Brief :: Pick out each line containing the string "from".

---------- Records

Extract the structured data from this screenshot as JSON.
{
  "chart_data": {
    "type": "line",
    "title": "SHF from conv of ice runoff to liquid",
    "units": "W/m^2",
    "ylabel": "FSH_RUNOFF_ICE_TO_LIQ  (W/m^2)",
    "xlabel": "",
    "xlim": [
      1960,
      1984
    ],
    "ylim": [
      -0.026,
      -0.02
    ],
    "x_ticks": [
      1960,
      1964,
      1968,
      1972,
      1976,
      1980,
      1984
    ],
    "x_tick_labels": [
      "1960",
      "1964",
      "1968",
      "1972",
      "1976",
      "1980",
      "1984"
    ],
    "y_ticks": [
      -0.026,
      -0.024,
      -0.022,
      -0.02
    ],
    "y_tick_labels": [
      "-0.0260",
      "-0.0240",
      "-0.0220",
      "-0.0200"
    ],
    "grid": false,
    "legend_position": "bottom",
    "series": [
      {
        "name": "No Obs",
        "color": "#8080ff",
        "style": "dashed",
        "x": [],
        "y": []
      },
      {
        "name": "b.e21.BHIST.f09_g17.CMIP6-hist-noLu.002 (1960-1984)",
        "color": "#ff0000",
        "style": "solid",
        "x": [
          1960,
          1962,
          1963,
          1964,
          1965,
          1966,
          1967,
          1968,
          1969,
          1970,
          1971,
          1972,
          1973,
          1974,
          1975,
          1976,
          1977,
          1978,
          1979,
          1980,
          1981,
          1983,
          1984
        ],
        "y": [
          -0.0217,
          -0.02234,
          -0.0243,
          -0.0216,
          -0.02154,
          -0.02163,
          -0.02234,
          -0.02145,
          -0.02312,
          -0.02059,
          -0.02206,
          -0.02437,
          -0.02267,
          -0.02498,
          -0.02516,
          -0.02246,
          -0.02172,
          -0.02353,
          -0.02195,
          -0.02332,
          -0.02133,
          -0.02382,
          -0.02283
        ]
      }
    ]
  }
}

--------------------

Output for this task ::
Extract the structured data from this screenshot as JSON.
    "title": "SHF from conv of ice runoff to liquid",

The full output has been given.